WHAT IS EXPECTED |
Copy every line in which the string "ylabel" occurs.

____

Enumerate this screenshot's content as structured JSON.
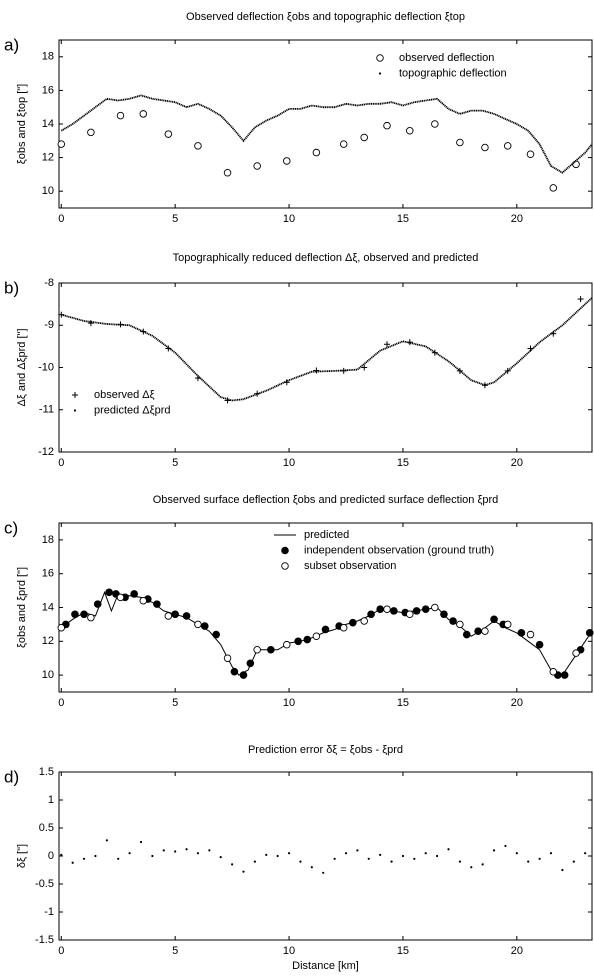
{
  "chart_data": [
    {
      "type": "line",
      "label": "a)",
      "title": "Observed deflection ξobs and topographic deflection ξtop",
      "ylabel": "ξobs and ξtop [\"]",
      "xlim": [
        -0.1,
        23.3
      ],
      "xticks": [
        0,
        5,
        10,
        15,
        20
      ],
      "ylim": [
        9,
        19
      ],
      "yticks": [
        10,
        12,
        14,
        16,
        18
      ],
      "legend": "upper right",
      "color": "#000000",
      "series": [
        {
          "name": "observed deflection",
          "marker": "circle-open",
          "x": [
            0,
            1.3,
            2.6,
            3.6,
            4.7,
            6.0,
            7.3,
            8.6,
            9.9,
            11.2,
            12.4,
            13.3,
            14.3,
            15.3,
            16.4,
            17.5,
            18.6,
            19.6,
            20.6,
            21.6,
            22.6
          ],
          "values": [
            12.8,
            13.5,
            14.5,
            14.6,
            13.4,
            12.7,
            11.1,
            11.5,
            11.8,
            12.3,
            12.8,
            13.2,
            13.9,
            13.6,
            14.0,
            12.9,
            12.6,
            12.7,
            12.2,
            10.2,
            11.6
          ]
        },
        {
          "name": "topographic deflection",
          "marker": "dotline",
          "x": [
            0,
            0.5,
            1,
            1.5,
            2,
            2.5,
            3,
            3.5,
            4,
            4.5,
            5,
            5.5,
            6,
            6.5,
            7,
            7.5,
            8,
            8.5,
            9,
            9.5,
            10,
            10.5,
            11,
            11.5,
            12,
            12.5,
            13,
            13.5,
            14,
            14.5,
            15,
            15.5,
            16,
            16.5,
            17,
            17.5,
            18,
            18.5,
            19,
            19.5,
            20,
            20.5,
            21,
            21.5,
            22,
            22.5,
            23,
            23.3
          ],
          "values": [
            13.6,
            14.0,
            14.5,
            15.0,
            15.5,
            15.4,
            15.5,
            15.7,
            15.5,
            15.4,
            15.3,
            15.0,
            15.2,
            14.9,
            14.5,
            13.8,
            13.0,
            13.8,
            14.2,
            14.5,
            14.9,
            14.9,
            15.1,
            15.0,
            15.0,
            15.2,
            15.1,
            15.2,
            15.2,
            15.3,
            15.1,
            15.3,
            15.4,
            15.5,
            14.9,
            14.6,
            14.8,
            14.8,
            14.6,
            14.3,
            14.0,
            13.6,
            12.8,
            11.5,
            11.1,
            11.7,
            12.3,
            12.8
          ]
        }
      ]
    },
    {
      "type": "line",
      "label": "b)",
      "title": "Topographically reduced deflection Δξ, observed and predicted",
      "ylabel": "Δξ and Δξprd [\"]",
      "xlim": [
        -0.1,
        23.3
      ],
      "xticks": [
        0,
        5,
        10,
        15,
        20
      ],
      "ylim": [
        -12,
        -8
      ],
      "yticks": [
        -12,
        -11,
        -10,
        -9,
        -8
      ],
      "legend": "lower left",
      "color": "#000000",
      "series": [
        {
          "name": "observed Δξ",
          "marker": "plus",
          "x": [
            0,
            1.3,
            2.6,
            3.6,
            4.7,
            6.0,
            7.3,
            8.6,
            9.9,
            11.2,
            12.4,
            13.3,
            14.3,
            15.3,
            16.4,
            17.5,
            18.6,
            19.6,
            20.6,
            21.6,
            22.8
          ],
          "values": [
            -8.75,
            -8.95,
            -8.98,
            -9.15,
            -9.55,
            -10.25,
            -10.78,
            -10.62,
            -10.35,
            -10.07,
            -10.08,
            -10.0,
            -9.45,
            -9.4,
            -9.65,
            -10.08,
            -10.42,
            -10.08,
            -9.55,
            -9.2,
            -8.38
          ]
        },
        {
          "name": "predicted Δξprd",
          "marker": "dotline",
          "x": [
            0,
            1,
            2,
            3,
            4,
            5,
            6,
            7,
            7.5,
            8,
            9,
            10,
            11,
            12,
            13,
            14,
            15,
            16,
            17,
            18,
            18.6,
            19,
            20,
            21,
            22,
            23,
            23.3
          ],
          "values": [
            -8.75,
            -8.9,
            -8.97,
            -9.0,
            -9.25,
            -9.65,
            -10.2,
            -10.7,
            -10.78,
            -10.75,
            -10.55,
            -10.3,
            -10.1,
            -10.08,
            -10.05,
            -9.6,
            -9.38,
            -9.5,
            -9.85,
            -10.3,
            -10.42,
            -10.35,
            -9.9,
            -9.4,
            -9.0,
            -8.5,
            -8.35
          ]
        }
      ]
    },
    {
      "type": "line",
      "label": "c)",
      "title": "Observed surface deflection ξobs and predicted surface deflection ξprd",
      "ylabel": "ξobs and ξprd [\"]",
      "xlim": [
        -0.1,
        23.3
      ],
      "xticks": [
        0,
        5,
        10,
        15,
        20
      ],
      "ylim": [
        9,
        19
      ],
      "yticks": [
        10,
        12,
        14,
        16,
        18
      ],
      "legend": "upper center",
      "color": "#000000",
      "series": [
        {
          "name": "predicted",
          "marker": "line",
          "x": [
            0,
            0.5,
            1,
            1.5,
            1.9,
            2.2,
            2.5,
            3,
            3.5,
            4,
            4.5,
            5,
            5.5,
            6,
            6.5,
            7,
            7.5,
            7.8,
            8.2,
            8.6,
            9,
            9.5,
            10,
            10.5,
            11,
            11.5,
            12,
            12.5,
            13,
            13.5,
            14,
            14.5,
            15,
            15.5,
            16,
            16.5,
            17,
            17.5,
            18,
            18.5,
            19,
            19.5,
            20,
            20.5,
            21,
            21.5,
            22,
            22.5,
            23,
            23.3
          ],
          "values": [
            12.8,
            13.3,
            13.7,
            13.5,
            14.9,
            13.8,
            14.8,
            14.7,
            14.6,
            14.3,
            13.8,
            13.6,
            13.4,
            13.0,
            12.6,
            11.8,
            10.5,
            10.0,
            10.3,
            11.5,
            11.5,
            11.5,
            11.9,
            12.0,
            12.2,
            12.5,
            12.7,
            13.0,
            13.2,
            13.5,
            13.9,
            13.8,
            13.7,
            13.8,
            13.9,
            14.0,
            13.3,
            12.9,
            12.3,
            12.7,
            13.2,
            12.8,
            12.5,
            12.0,
            11.5,
            10.3,
            10.0,
            11.0,
            12.0,
            12.6
          ]
        },
        {
          "name": "independent observation (ground truth)",
          "marker": "circle-filled",
          "x": [
            0.2,
            0.6,
            1.0,
            1.6,
            2.1,
            2.4,
            2.8,
            3.2,
            3.8,
            4.2,
            5.0,
            5.5,
            6.3,
            6.8,
            7.6,
            8.0,
            8.3,
            9.2,
            10.4,
            10.8,
            11.6,
            12.2,
            12.8,
            13.6,
            14.0,
            14.6,
            15.1,
            15.6,
            16.0,
            16.8,
            17.2,
            17.8,
            18.3,
            19.0,
            19.4,
            20.2,
            21.0,
            21.8,
            22.1,
            22.8,
            23.2
          ],
          "values": [
            13.0,
            13.6,
            13.6,
            14.2,
            14.9,
            14.8,
            14.6,
            14.8,
            14.5,
            14.2,
            13.6,
            13.5,
            12.9,
            12.4,
            10.2,
            10.0,
            10.7,
            11.5,
            12.0,
            12.1,
            12.7,
            12.9,
            13.1,
            13.6,
            13.9,
            13.8,
            13.7,
            13.8,
            13.9,
            13.6,
            13.2,
            12.4,
            12.6,
            13.3,
            13.0,
            12.5,
            11.8,
            10.0,
            10.0,
            11.5,
            12.5
          ]
        },
        {
          "name": "subset observation",
          "marker": "circle-open",
          "x": [
            0,
            1.3,
            2.6,
            3.6,
            4.7,
            6.0,
            7.3,
            8.6,
            9.9,
            11.2,
            12.4,
            13.3,
            14.3,
            15.3,
            16.4,
            17.5,
            18.6,
            19.6,
            20.6,
            21.6,
            22.6
          ],
          "values": [
            12.8,
            13.4,
            14.6,
            14.4,
            13.5,
            13.0,
            11.0,
            11.5,
            11.8,
            12.3,
            12.8,
            13.2,
            13.9,
            13.6,
            14.0,
            13.0,
            12.6,
            13.0,
            12.4,
            10.2,
            11.3
          ]
        }
      ]
    },
    {
      "type": "scatter",
      "label": "d)",
      "title": "Prediction error δξ = ξobs - ξprd",
      "ylabel": "δξ [\"]",
      "xlabel": "Distance [km]",
      "xlim": [
        -0.1,
        23.3
      ],
      "xticks": [
        0,
        5,
        10,
        15,
        20
      ],
      "ylim": [
        -1.5,
        1.5
      ],
      "yticks": [
        -1.5,
        -1,
        -0.5,
        0,
        0.5,
        1,
        1.5
      ],
      "color": "#000000",
      "series": [
        {
          "marker": "dot",
          "x": [
            0,
            0.5,
            1,
            1.5,
            2,
            2.5,
            3,
            3.5,
            4,
            4.5,
            5,
            5.5,
            6,
            6.5,
            7,
            7.5,
            8,
            8.5,
            9,
            9.5,
            10,
            10.5,
            11,
            11.5,
            12,
            12.5,
            13,
            13.5,
            14,
            14.5,
            15,
            15.5,
            16,
            16.5,
            17,
            17.5,
            18,
            18.5,
            19,
            19.5,
            20,
            20.5,
            21,
            21.5,
            22,
            22.5,
            23
          ],
          "values": [
            0.02,
            -0.12,
            -0.05,
            0.0,
            0.28,
            -0.05,
            0.05,
            0.25,
            0.0,
            0.1,
            0.08,
            0.12,
            0.05,
            0.1,
            -0.02,
            -0.15,
            -0.28,
            -0.1,
            0.02,
            0.0,
            0.05,
            -0.1,
            -0.2,
            -0.3,
            -0.05,
            0.05,
            0.1,
            -0.05,
            0.02,
            -0.1,
            0.0,
            -0.05,
            0.05,
            0.0,
            0.12,
            -0.1,
            -0.2,
            -0.15,
            0.1,
            0.18,
            0.05,
            -0.1,
            -0.05,
            0.05,
            -0.25,
            -0.1,
            0.05
          ]
        }
      ]
    }
  ]
}
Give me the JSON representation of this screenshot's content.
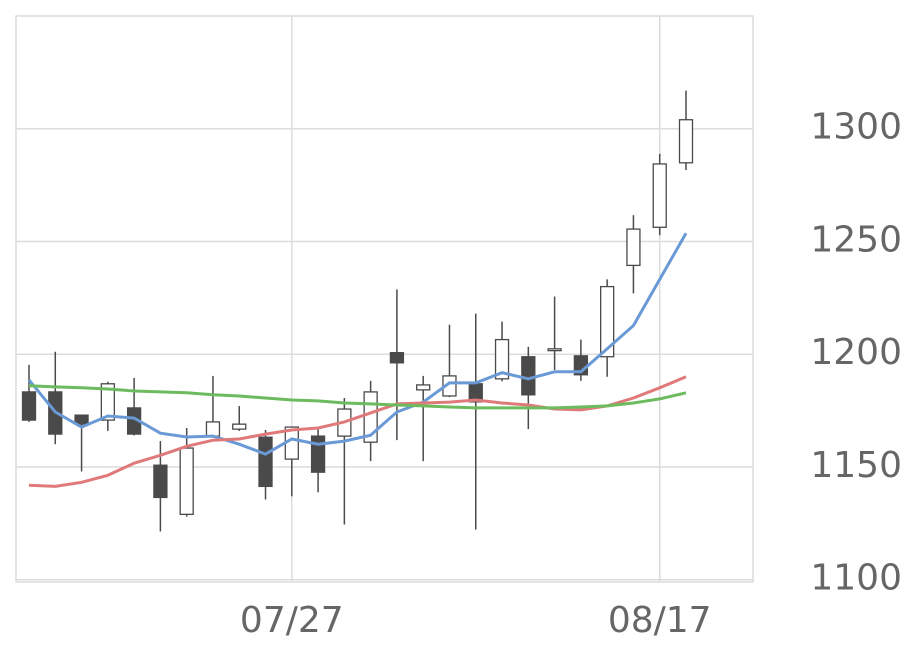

____

REPLY |
      "ylabel": "ξobs and ξtop [\"]",
      "ylabel": "Δξ and Δξprd [\"]",
      "ylabel": "ξobs and ξprd [\"]",
      "ylabel": "δξ [\"]",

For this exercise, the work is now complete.